DATASET ENTRIES:
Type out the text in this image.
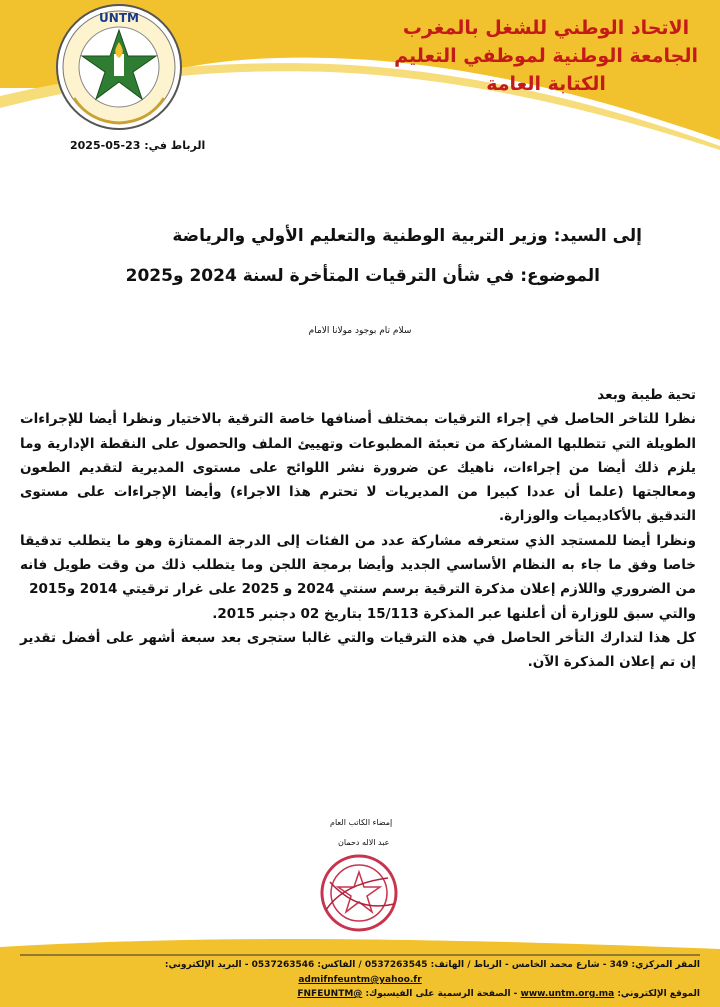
UNTM	الاتحاد الوطني للشغل بالمغرب
الجامعة الوطنية لموظفي التعليم
الكتابة العامة
الرباط في: 23-05-2025
إلى السيد: وزير التربية الوطنية والتعليم الأولي والرياضة
الموضوع: في شأن الترقيات المتأخرة لسنة 2024 و2025
سلام تام بوجود مولانا الامام

تحية طيبة وبعد

نظرا للتاخر الحاصل في إجراء الترقيات بمختلف أصنافها خاصة الترقية بالاختيار ونظرا أيضا للإجراءات الطويلة التي تتطلبها المشاركة من تعبئة المطبوعات وتهييئ الملف والحصول على النقطة الإدارية وما يلزم ذلك أيضا من إجراءات، ناهيك عن ضرورة نشر اللوائح على مستوى المديرية لتقديم الطعون ومعالجتها (علما أن عددا كبيرا من المديريات لا تحترم هذا الاجراء) وأيضا الإجراءات على مستوى التدقيق بالأكاديميات والوزارة.

ونظرا أيضا للمستجد الذي ستعرفه مشاركة عدد من الفئات إلى الدرجة الممتازة وهو ما يتطلب تدقيقا خاصا وفق ما جاء به النظام الأساسي الجديد وأيضا برمجة اللجن وما يتطلب ذلك من وقت طويل فانه من الضروري واللازم إعلان مذكرة الترقية برسم سنتي 2024 و 2025 على غرار ترقيتي 2014 و2015

والتي سبق للوزارة أن أعلنها عبر المذكرة 15/113 بتاريخ 02 دجنبر 2015.

كل هذا لتدارك التأخر الحاصل في هذه الترقيات والتي غالبا ستجرى بعد سبعة أشهر على أفضل تقدير إن تم إعلان المذكرة الآن.

إمضاء الكاتب العام
عبد الاله دحمان
المقر المركزي: 349 - شارع محمد الخامس - الرباط / الهاتف: 0537263545 / الفاكس: 0537263546 - البريد الإلكتروني:
admifnfeuntm@yahoo.fr
الموقع الإلكتروني: www.untm.org.ma - الصفحة الرسمية على الفيسبوك: @FNFEUNTM
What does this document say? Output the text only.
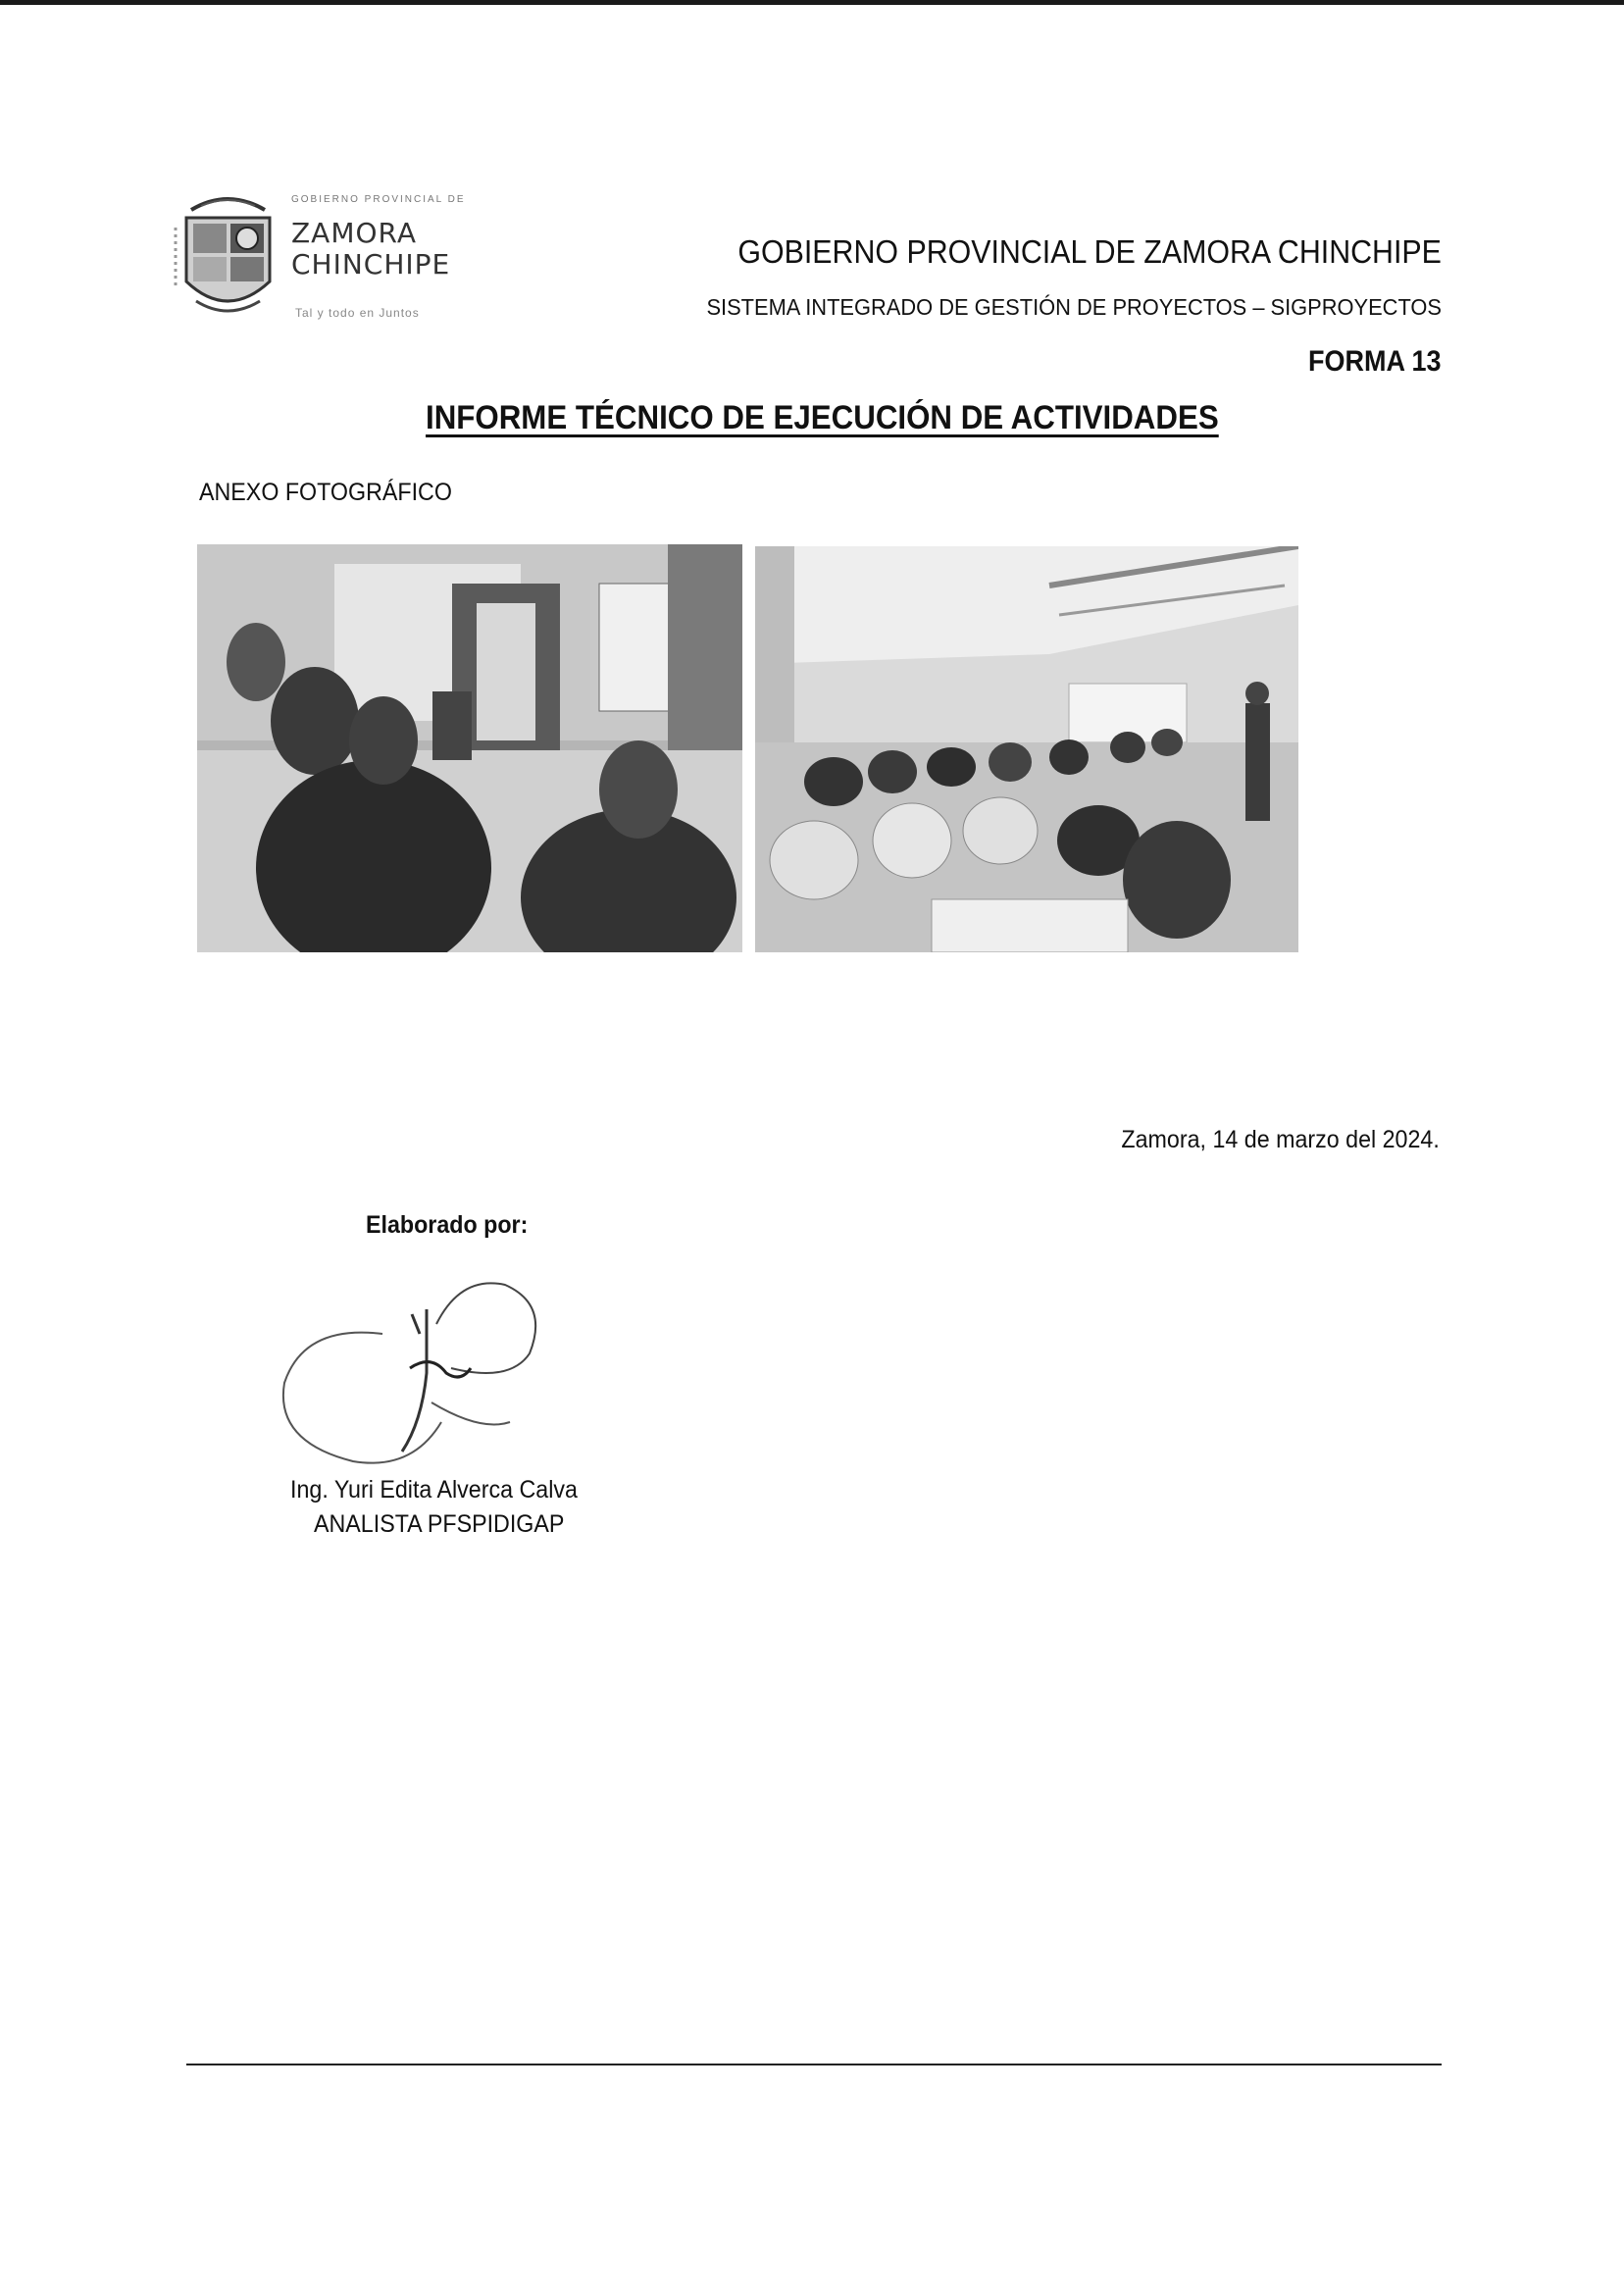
GOBIERNO PROVINCIAL DE
ZAMORA
CHINCHIPE
Tal y todo en Juntos
GOBIERNO PROVINCIAL DE ZAMORA CHINCHIPE
SISTEMA INTEGRADO DE GESTIÓN DE PROYECTOS – SIGPROYECTOS
FORMA 13
INFORME TÉCNICO DE EJECUCIÓN DE ACTIVIDADES
ANEXO FOTOGRÁFICO
Zamora, 14 de marzo del 2024.
Elaborado por:
Ing. Yuri Edita Alverca Calva
ANALISTA PFSPIDIGAP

DIRECTIONS: Check each line of the records for "المذكرة" and copy the ones that contain it.

TASK OUTPUT:
والتي سبق للوزارة أن أعلنها عبر المذكرة 15/113 بتاريخ 02 دجنبر 2015.
كل هذا لتدارك التأخر الحاصل في هذه الترقيات والتي غالبا ستجرى بعد سبعة أشهر على أفضل تقدير إن تم إعلان المذكرة الآن.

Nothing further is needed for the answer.